>>>
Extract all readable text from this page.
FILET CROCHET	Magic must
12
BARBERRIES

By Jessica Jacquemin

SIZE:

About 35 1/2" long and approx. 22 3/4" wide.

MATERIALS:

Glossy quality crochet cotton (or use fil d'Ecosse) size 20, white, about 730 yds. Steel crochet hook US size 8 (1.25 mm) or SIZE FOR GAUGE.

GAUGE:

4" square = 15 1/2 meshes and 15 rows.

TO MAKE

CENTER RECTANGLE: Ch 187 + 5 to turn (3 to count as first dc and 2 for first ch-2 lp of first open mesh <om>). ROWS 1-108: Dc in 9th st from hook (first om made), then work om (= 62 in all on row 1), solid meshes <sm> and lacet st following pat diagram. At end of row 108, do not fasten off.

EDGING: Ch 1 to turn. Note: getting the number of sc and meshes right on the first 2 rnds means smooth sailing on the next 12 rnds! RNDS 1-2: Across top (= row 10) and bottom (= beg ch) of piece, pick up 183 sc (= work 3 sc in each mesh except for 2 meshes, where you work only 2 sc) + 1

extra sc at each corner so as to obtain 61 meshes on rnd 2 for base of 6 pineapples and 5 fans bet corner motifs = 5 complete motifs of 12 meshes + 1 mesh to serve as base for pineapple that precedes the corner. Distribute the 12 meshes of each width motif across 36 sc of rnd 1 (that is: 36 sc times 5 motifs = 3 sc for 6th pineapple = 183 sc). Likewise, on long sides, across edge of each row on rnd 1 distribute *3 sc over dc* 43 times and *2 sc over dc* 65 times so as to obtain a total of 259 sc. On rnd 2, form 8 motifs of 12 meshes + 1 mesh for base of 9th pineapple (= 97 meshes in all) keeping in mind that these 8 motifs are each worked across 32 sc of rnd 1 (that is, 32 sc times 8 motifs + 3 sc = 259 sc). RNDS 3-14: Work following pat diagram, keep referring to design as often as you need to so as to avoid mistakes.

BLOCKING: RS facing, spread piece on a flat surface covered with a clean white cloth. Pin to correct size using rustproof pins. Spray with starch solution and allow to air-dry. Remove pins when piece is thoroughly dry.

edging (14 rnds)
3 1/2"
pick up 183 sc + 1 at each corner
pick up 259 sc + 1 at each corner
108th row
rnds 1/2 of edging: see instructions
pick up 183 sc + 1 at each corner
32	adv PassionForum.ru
<<<
Task details:
Lines that include the word "GAUGE" — how many are there in the data? Answer with the number alone.

Complete answer:
2